> _Given problem_: Lines holding the string "캄보디아" are the ones to copy; find them all in the data.

> _Extracted data entries_:
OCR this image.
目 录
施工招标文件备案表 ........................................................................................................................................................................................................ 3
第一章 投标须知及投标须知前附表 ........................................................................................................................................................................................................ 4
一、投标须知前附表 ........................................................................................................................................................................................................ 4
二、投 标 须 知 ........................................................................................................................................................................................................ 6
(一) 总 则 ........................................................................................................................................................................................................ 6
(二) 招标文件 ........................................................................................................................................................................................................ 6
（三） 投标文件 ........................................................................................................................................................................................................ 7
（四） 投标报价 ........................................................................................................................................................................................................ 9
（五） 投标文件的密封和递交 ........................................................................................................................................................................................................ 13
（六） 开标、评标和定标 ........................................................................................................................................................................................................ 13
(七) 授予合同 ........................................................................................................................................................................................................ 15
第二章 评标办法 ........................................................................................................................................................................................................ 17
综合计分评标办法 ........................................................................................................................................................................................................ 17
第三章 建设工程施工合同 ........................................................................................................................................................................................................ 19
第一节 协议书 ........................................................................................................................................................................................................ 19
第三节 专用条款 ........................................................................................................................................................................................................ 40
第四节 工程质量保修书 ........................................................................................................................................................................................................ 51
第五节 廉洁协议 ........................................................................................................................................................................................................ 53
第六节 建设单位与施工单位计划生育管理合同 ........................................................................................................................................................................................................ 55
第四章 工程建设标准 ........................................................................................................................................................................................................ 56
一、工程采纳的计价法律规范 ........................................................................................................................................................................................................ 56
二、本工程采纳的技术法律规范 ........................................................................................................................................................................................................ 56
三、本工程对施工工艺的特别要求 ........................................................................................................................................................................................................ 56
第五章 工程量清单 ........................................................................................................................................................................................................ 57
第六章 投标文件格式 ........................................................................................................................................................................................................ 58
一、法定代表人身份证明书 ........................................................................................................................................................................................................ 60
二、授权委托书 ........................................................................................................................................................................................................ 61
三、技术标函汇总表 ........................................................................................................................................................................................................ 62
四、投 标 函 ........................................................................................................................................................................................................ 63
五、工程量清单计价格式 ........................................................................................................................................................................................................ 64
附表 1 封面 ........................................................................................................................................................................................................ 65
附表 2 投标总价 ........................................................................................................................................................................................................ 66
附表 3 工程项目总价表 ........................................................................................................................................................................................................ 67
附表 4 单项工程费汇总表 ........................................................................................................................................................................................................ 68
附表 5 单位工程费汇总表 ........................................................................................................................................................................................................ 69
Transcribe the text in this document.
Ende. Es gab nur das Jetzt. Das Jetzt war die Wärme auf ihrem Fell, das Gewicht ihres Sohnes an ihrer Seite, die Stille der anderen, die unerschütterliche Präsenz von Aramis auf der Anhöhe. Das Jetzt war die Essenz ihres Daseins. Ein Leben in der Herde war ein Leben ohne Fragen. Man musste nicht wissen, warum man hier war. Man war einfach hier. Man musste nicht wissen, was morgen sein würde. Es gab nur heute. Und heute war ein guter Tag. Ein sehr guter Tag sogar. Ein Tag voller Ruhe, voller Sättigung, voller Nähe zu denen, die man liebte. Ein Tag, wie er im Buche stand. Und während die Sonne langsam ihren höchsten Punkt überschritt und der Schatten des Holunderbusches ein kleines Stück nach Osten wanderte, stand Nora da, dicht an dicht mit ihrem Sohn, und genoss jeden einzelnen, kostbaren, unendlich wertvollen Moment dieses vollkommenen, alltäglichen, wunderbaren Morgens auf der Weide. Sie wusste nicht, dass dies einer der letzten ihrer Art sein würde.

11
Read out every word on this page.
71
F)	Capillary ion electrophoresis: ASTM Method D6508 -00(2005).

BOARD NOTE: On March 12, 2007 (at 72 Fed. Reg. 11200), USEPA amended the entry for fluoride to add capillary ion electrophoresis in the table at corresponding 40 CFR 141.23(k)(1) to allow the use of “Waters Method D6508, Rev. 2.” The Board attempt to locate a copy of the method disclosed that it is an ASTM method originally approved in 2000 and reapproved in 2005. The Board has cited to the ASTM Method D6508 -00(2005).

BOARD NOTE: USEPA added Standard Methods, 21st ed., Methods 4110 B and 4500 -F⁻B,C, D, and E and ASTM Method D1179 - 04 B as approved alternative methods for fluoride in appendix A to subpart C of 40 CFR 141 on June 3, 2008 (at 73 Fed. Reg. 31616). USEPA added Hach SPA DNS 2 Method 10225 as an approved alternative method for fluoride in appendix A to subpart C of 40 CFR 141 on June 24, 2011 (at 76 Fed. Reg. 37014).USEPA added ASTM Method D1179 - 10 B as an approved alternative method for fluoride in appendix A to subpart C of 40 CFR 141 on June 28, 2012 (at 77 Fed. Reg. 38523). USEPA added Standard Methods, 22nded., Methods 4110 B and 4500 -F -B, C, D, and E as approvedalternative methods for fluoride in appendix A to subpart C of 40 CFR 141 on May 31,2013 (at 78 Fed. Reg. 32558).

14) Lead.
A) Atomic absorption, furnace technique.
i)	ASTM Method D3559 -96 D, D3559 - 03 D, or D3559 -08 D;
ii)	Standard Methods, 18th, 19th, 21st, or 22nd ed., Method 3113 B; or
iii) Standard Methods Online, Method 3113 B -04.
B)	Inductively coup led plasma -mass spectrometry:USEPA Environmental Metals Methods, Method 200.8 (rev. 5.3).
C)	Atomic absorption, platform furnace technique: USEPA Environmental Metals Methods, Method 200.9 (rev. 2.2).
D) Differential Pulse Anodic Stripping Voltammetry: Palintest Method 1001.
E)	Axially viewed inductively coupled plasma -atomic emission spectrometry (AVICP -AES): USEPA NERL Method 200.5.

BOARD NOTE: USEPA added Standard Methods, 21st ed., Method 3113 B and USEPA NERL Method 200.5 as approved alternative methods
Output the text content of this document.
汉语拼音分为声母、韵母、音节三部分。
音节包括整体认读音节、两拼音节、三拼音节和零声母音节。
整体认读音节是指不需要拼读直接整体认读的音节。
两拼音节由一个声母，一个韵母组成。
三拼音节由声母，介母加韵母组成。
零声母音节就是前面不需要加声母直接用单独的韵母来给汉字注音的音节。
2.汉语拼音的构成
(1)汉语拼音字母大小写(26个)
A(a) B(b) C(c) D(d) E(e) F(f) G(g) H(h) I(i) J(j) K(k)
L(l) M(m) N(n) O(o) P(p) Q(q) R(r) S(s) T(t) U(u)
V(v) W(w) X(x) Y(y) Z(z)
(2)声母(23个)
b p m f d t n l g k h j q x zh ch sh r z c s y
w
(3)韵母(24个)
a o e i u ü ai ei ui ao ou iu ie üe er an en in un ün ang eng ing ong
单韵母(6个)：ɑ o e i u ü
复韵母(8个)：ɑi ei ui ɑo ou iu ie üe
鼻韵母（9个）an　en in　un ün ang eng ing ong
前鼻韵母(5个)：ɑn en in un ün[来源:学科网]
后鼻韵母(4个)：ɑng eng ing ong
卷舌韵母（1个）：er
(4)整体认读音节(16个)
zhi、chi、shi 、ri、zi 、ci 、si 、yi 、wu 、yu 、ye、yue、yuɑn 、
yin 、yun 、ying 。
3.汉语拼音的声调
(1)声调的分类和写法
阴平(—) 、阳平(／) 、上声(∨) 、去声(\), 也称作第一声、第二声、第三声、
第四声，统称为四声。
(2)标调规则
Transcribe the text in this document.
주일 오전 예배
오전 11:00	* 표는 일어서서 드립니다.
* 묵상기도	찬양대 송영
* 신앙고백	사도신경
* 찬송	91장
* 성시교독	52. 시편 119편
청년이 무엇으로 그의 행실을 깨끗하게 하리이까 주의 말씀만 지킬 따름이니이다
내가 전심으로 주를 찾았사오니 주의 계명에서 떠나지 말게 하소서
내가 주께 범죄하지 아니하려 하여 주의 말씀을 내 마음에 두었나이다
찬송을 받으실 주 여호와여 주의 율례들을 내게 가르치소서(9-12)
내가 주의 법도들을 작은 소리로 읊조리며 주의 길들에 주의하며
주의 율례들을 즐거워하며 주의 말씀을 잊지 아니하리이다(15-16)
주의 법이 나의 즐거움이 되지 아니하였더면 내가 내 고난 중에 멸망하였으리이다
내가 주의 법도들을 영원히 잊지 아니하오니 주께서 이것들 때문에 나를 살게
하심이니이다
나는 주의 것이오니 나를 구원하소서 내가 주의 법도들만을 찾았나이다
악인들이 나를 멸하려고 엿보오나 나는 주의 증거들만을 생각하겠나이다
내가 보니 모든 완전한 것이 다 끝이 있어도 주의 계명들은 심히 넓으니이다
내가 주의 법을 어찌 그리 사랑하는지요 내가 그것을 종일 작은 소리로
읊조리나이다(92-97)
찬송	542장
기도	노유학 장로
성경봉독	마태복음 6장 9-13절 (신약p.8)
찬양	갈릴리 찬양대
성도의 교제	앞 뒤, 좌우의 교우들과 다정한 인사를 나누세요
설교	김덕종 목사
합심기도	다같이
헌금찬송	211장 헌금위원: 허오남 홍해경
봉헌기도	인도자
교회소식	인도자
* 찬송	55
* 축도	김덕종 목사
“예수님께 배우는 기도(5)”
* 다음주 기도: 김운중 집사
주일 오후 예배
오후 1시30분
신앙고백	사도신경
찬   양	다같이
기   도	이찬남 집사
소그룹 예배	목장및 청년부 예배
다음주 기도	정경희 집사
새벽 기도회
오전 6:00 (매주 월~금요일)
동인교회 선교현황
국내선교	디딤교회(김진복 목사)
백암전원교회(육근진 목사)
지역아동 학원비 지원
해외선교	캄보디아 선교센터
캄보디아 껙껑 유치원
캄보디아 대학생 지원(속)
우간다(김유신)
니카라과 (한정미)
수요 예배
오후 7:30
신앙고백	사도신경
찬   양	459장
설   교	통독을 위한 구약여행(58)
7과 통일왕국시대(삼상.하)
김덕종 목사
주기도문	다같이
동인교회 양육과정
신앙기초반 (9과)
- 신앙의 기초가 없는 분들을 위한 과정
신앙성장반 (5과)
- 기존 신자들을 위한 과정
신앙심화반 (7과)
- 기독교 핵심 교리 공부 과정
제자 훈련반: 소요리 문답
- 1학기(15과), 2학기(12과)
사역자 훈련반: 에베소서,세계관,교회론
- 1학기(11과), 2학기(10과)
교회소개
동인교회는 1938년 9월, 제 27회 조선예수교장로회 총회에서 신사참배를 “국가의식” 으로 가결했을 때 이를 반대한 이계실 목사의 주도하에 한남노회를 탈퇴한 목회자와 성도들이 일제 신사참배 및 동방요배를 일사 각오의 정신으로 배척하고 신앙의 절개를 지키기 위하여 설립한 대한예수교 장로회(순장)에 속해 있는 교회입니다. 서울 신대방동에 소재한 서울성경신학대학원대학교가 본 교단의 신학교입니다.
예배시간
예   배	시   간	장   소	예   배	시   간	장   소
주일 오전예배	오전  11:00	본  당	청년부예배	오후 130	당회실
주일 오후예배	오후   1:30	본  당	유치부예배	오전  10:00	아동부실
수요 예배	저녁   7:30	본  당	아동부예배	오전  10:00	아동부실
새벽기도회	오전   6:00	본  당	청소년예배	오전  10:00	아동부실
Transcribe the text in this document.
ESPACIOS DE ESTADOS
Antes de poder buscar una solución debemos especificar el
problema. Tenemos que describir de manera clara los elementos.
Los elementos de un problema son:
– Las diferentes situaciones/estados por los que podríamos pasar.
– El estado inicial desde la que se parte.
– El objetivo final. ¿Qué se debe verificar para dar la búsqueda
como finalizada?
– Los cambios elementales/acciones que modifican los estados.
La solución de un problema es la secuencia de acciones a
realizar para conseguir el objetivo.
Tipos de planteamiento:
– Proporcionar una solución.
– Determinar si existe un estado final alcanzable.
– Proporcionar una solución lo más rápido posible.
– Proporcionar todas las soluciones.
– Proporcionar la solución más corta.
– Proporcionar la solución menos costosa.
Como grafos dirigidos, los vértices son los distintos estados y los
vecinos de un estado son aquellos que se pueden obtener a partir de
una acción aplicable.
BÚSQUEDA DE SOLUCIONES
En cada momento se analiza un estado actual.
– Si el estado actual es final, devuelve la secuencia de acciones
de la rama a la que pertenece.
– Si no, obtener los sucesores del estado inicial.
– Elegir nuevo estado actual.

> _Solution_:
해외선교	캄보디아 선교센터
캄보디아 껙껑 유치원
캄보디아 대학생 지원(속)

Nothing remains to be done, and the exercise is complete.